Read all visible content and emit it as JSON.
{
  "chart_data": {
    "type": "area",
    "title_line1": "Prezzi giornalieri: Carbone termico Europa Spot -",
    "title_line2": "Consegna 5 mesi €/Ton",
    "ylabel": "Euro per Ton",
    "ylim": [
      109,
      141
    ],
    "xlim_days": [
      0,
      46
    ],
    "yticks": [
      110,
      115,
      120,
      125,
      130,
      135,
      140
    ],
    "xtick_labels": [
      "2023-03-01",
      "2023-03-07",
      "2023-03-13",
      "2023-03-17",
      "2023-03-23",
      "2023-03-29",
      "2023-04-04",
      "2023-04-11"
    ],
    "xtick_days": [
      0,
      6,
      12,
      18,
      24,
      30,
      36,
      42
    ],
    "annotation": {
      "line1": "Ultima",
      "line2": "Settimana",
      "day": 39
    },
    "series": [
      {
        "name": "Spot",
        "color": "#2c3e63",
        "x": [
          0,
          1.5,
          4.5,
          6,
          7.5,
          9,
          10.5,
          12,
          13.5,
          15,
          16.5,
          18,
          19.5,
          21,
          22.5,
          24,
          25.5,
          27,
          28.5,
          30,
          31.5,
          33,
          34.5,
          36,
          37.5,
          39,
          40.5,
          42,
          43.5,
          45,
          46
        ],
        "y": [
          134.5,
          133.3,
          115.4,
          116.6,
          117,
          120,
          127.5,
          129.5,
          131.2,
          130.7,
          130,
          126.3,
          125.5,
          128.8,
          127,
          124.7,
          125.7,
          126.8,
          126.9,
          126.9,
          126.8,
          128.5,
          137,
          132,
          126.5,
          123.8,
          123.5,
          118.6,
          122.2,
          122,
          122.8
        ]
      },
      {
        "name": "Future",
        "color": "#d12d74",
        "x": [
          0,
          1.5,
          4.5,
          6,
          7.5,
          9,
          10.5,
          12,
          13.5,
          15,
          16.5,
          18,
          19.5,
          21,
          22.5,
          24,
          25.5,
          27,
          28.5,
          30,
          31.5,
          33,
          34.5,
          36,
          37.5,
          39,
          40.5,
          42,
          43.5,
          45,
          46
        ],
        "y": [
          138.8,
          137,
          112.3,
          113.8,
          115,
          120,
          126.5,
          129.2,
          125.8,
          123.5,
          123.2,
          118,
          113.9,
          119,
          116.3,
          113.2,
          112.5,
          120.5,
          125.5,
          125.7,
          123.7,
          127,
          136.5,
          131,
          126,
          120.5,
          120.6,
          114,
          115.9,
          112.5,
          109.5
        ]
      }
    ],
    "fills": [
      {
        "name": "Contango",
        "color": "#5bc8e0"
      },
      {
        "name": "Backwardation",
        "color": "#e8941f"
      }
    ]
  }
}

▬▬▬▬▬▬

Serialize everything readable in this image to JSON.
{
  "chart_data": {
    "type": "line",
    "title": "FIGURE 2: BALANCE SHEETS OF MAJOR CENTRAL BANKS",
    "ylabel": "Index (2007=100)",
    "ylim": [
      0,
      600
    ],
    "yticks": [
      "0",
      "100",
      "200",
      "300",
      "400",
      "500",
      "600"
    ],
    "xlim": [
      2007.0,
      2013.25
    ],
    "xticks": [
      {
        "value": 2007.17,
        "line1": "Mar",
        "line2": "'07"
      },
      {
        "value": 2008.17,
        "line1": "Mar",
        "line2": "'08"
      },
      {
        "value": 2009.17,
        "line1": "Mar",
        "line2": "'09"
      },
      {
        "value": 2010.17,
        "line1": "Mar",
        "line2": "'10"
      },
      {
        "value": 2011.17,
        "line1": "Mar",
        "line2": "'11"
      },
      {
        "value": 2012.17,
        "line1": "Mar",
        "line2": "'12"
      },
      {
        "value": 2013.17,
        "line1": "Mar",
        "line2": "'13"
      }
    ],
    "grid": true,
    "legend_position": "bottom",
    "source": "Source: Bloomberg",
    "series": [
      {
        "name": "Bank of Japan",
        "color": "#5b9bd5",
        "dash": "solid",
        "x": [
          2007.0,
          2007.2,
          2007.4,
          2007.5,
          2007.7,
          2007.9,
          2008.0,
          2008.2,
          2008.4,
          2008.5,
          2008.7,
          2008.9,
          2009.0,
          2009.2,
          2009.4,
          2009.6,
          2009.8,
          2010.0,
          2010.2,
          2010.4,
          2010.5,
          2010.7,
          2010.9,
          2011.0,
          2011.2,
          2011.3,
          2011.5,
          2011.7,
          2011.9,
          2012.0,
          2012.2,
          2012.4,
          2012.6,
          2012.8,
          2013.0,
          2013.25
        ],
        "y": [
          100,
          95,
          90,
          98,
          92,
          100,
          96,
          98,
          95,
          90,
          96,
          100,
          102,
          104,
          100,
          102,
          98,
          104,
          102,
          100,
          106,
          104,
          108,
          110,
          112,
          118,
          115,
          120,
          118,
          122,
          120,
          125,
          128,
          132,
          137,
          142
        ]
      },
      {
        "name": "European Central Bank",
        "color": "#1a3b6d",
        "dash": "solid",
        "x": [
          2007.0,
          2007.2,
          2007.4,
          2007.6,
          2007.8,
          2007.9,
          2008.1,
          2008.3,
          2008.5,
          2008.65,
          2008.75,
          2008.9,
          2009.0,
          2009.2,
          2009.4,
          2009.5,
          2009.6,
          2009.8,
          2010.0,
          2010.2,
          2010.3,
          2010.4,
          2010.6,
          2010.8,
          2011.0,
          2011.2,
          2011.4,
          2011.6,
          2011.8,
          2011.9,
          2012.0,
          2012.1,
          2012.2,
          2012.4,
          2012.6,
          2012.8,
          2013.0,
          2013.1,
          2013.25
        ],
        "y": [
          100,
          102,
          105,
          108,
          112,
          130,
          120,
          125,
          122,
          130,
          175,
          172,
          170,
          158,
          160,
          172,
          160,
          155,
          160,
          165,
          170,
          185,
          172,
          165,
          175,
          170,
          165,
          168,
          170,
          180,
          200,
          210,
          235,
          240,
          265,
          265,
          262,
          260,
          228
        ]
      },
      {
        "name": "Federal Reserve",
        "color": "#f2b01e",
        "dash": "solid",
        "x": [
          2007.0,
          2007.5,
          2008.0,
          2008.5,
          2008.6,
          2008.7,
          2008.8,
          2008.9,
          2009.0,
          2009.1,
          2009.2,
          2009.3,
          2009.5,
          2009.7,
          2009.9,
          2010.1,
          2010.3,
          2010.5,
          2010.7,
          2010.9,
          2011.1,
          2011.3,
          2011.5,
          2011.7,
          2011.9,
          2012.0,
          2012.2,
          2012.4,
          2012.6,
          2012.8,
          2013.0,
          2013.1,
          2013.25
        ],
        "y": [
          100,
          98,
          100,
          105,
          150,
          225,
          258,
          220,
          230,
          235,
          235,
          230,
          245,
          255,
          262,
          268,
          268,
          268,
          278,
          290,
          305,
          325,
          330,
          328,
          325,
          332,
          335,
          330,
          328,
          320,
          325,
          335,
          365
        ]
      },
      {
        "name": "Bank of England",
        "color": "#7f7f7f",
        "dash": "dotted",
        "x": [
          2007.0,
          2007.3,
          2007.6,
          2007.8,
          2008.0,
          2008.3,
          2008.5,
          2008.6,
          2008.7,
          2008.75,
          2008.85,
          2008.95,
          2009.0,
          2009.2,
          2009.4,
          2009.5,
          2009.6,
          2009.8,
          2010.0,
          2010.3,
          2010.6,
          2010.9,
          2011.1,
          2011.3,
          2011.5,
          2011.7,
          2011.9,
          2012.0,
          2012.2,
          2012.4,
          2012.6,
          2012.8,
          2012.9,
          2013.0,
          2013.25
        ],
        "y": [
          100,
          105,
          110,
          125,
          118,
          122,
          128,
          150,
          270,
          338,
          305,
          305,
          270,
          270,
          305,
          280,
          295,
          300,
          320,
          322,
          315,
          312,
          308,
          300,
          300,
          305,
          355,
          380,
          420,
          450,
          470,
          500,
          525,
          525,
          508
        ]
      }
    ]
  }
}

▬▬▬▬▬▬

BRIEF
Identify and extract each line of the listing that contains "JSON".

EXERCISE RESULT
Read all visible content and emit it as JSON.
Serialize everything readable in this image to JSON.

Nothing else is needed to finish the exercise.